▶ [WHAT TO DO]: Which lines hold the word "from"? Copy each one.

▶ [MATERIAL FOR THIS TASK]:
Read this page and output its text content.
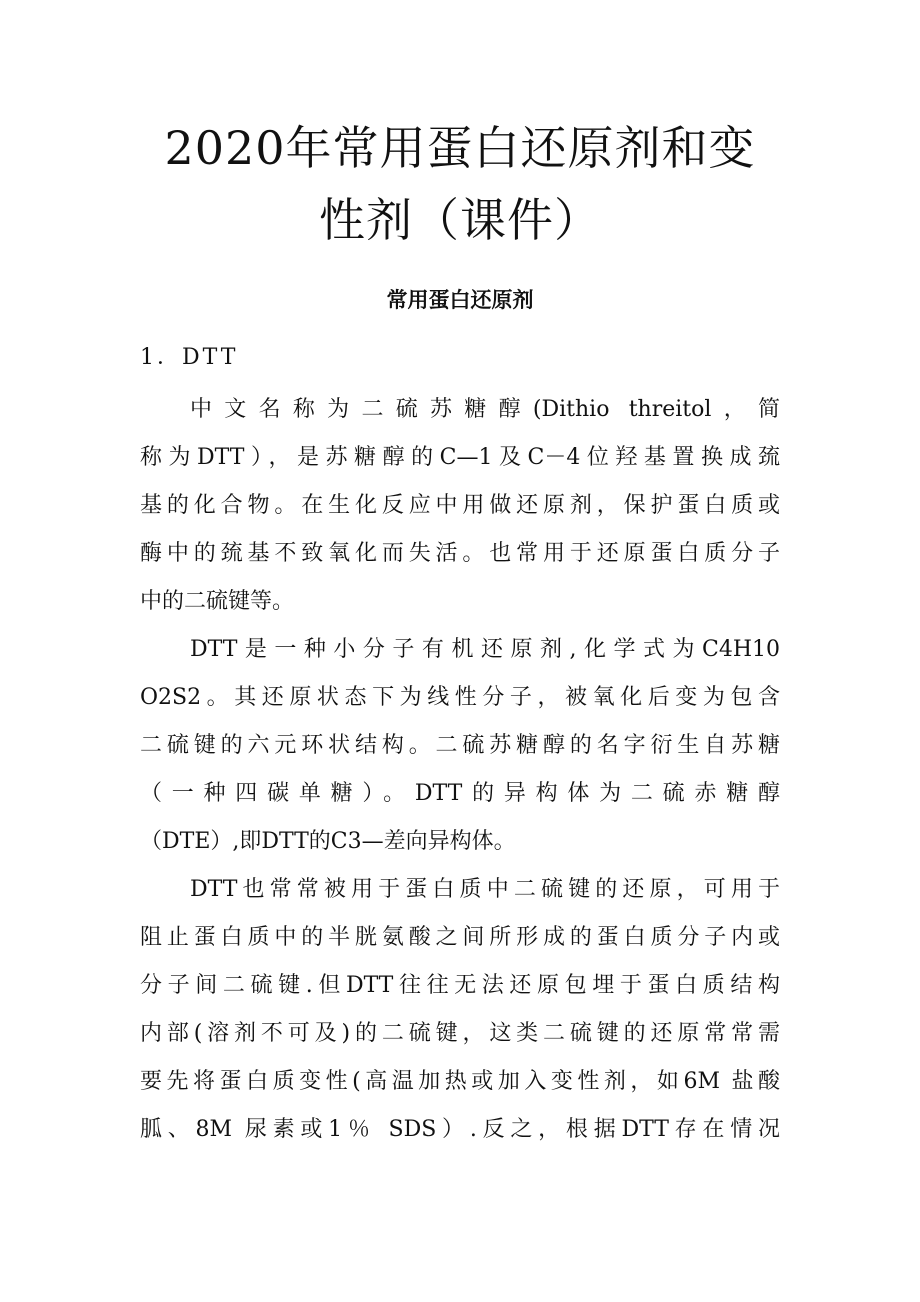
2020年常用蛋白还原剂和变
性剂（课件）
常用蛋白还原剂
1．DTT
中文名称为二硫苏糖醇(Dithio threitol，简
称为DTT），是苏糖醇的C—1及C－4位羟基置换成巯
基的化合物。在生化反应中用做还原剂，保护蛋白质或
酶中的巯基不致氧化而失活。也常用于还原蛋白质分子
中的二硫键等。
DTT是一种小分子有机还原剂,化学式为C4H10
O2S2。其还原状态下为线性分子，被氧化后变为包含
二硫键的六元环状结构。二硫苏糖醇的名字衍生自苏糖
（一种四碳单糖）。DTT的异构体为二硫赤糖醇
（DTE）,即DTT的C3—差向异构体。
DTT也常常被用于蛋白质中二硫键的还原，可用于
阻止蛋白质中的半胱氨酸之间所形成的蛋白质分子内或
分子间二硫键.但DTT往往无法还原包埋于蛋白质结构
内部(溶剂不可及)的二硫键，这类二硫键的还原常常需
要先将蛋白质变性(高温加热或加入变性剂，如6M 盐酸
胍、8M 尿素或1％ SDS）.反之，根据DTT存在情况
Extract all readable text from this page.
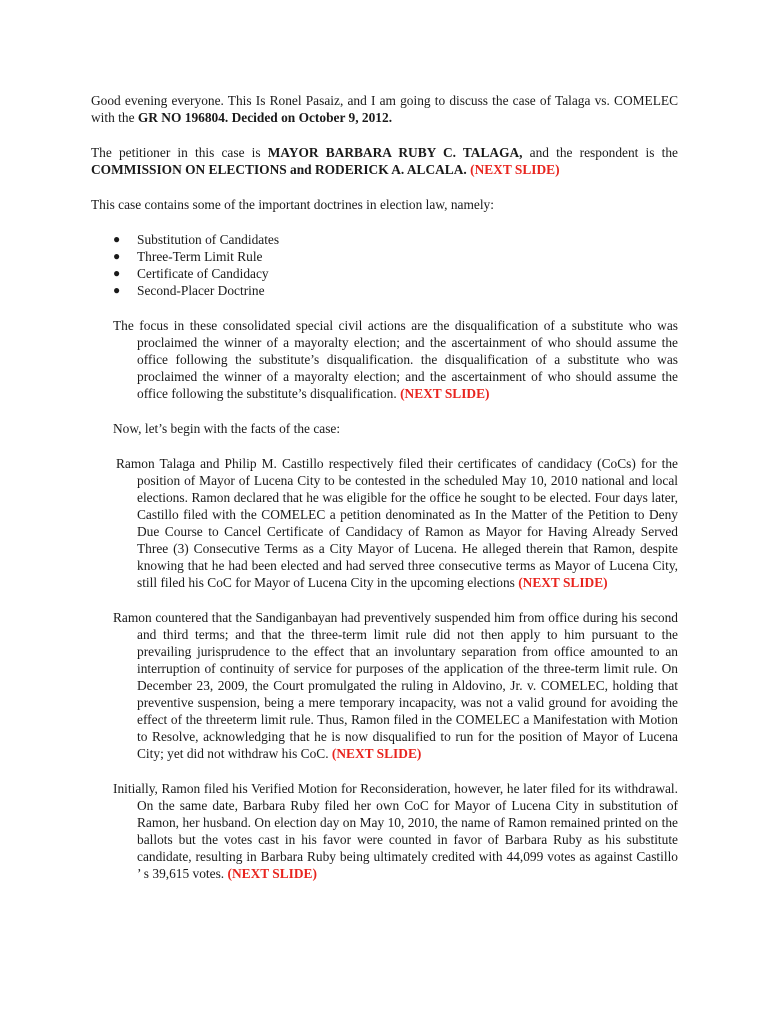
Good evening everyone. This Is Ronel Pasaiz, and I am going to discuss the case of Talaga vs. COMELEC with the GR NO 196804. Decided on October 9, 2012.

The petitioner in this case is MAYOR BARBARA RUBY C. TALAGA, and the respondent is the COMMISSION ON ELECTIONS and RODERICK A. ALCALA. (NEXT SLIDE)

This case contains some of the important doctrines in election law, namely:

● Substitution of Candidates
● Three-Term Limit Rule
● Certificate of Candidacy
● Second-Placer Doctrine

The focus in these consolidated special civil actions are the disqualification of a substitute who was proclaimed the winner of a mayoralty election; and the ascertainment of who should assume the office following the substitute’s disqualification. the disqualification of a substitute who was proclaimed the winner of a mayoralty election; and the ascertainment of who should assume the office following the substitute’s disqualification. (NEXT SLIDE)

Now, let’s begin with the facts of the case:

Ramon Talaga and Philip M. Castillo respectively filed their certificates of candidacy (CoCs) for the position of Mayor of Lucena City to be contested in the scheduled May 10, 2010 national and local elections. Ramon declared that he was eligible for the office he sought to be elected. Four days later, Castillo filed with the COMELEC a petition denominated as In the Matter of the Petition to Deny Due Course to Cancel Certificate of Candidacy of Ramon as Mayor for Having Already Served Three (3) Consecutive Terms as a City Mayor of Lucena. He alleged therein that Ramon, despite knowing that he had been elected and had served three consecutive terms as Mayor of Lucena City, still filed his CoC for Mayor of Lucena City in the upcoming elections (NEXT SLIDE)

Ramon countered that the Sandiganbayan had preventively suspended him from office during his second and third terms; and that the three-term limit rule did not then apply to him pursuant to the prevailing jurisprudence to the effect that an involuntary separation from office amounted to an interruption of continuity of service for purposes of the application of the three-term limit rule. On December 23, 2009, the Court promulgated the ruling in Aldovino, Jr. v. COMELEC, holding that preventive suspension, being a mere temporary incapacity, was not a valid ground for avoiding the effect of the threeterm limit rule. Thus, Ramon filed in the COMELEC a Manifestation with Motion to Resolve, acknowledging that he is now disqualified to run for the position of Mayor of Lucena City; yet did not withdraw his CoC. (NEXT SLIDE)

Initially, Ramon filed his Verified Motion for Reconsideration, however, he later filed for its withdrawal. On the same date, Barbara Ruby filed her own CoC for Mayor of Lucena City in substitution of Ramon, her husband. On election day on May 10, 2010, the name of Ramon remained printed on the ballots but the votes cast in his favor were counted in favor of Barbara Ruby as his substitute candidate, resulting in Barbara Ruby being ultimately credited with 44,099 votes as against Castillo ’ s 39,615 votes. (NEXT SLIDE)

▶ [COMPLETE OUTPUT]:
Extract all readable text from this page.
Ramon countered that the Sandiganbayan had preventively suspended him from office during his second and third terms; and that the three-term limit rule did not then apply to him pursuant to the prevailing jurisprudence to the effect that an involuntary separation from office amounted to an interruption of continuity of service for purposes of the application of the three-term limit rule. On December 23, 2009, the Court promulgated the ruling in Aldovino, Jr. v. COMELEC, holding that preventive suspension, being a mere temporary incapacity, was not a valid ground for avoiding the effect of the threeterm limit rule. Thus, Ramon filed in the COMELEC a Manifestation with Motion to Resolve, acknowledging that he is now disqualified to run for the position of Mayor of Lucena City; yet did not withdraw his CoC. (NEXT SLIDE)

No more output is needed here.